**Supplied material:**
━━━━━━
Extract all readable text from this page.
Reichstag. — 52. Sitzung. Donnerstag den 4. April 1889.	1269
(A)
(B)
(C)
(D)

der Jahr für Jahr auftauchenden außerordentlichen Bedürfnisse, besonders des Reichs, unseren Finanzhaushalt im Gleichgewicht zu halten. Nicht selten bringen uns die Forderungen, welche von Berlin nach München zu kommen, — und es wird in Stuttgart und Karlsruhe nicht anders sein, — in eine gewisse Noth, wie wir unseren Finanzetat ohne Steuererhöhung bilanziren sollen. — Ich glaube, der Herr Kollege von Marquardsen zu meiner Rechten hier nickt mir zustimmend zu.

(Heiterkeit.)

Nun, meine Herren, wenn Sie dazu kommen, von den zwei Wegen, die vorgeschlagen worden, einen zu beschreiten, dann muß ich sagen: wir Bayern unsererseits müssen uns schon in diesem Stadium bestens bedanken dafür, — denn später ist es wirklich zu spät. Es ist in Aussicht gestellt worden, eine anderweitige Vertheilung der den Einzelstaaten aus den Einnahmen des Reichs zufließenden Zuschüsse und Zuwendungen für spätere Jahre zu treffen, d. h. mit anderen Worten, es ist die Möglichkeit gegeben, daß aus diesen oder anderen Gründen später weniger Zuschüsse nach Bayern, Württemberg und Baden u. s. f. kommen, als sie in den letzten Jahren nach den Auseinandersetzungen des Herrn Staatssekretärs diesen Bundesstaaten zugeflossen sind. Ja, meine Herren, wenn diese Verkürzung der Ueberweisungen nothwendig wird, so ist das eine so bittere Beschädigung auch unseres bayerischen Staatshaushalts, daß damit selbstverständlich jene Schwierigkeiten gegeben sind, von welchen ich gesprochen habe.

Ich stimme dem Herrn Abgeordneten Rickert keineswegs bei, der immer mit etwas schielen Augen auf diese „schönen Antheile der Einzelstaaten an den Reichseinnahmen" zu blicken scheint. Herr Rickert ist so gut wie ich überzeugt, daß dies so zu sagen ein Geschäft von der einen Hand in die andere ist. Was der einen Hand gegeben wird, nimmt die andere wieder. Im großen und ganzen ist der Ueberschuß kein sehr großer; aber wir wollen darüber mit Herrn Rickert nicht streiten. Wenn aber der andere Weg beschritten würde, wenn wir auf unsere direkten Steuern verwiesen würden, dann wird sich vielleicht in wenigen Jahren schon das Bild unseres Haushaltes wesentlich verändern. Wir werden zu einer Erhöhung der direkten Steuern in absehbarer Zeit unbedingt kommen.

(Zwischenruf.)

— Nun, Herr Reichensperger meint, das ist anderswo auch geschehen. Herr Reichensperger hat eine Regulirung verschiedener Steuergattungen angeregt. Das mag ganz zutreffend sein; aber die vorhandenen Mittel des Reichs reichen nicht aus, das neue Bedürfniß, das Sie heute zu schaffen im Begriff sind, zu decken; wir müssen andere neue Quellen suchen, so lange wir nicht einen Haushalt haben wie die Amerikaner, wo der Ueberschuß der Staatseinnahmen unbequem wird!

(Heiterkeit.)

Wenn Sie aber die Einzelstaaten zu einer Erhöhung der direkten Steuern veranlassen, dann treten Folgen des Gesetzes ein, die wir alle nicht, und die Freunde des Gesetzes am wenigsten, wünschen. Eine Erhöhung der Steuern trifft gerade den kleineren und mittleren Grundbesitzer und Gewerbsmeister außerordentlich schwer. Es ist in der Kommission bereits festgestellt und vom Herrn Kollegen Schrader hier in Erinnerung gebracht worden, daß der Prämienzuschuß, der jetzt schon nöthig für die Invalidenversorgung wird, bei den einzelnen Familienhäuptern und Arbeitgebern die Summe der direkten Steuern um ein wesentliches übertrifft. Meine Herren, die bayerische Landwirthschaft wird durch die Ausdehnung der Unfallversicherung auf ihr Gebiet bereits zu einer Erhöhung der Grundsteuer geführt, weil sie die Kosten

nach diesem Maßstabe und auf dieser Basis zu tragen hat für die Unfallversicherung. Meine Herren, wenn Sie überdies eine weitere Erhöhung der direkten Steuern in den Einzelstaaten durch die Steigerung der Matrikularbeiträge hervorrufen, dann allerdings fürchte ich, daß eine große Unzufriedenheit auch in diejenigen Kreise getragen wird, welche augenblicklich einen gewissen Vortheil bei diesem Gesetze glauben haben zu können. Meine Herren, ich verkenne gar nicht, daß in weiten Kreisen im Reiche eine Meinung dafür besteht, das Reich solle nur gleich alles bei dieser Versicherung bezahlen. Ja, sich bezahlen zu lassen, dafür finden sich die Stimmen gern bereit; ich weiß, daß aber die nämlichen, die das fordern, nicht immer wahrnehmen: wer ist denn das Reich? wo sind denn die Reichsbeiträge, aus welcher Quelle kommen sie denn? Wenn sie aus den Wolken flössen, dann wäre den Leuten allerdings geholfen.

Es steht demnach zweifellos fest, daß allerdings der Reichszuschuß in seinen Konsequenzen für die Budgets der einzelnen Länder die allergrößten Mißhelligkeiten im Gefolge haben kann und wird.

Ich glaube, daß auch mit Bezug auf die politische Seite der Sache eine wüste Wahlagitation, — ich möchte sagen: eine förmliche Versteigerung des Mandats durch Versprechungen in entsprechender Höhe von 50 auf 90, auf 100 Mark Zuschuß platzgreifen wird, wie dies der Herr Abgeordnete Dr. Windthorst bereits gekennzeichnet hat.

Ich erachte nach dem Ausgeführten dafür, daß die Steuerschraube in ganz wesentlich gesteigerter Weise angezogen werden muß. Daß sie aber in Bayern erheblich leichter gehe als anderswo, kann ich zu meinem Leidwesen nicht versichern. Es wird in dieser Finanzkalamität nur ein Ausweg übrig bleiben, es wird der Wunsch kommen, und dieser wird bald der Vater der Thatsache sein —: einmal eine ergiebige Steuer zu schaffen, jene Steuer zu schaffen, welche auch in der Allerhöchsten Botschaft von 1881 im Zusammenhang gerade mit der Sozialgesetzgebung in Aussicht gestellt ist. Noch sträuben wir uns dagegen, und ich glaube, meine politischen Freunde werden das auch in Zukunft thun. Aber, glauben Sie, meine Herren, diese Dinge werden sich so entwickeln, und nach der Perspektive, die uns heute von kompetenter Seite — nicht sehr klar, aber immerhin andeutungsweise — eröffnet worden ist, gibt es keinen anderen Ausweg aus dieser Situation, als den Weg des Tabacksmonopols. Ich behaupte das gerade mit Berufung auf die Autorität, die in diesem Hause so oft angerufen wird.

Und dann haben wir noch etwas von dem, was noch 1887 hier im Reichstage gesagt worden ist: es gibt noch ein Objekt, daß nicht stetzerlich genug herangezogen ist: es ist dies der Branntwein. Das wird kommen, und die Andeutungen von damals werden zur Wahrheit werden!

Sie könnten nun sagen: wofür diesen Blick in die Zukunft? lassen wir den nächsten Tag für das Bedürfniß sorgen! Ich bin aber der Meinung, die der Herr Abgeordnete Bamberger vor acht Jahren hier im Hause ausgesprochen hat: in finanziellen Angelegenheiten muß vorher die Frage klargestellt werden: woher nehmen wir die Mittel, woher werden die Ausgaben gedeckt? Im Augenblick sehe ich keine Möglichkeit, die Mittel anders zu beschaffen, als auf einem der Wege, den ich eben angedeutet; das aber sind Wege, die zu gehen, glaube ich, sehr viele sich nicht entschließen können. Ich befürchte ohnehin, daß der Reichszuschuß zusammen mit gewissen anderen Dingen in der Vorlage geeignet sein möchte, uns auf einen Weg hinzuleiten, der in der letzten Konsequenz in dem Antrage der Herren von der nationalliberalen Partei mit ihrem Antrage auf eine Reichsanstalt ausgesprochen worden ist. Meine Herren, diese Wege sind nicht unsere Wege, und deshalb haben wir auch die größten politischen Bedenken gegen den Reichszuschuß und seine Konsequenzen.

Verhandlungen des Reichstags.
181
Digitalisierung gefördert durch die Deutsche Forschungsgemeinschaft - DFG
━━━━━━
In the entries above, count every line containing the word "Ueberschuß". Write only the total.

**Expected answer:**
2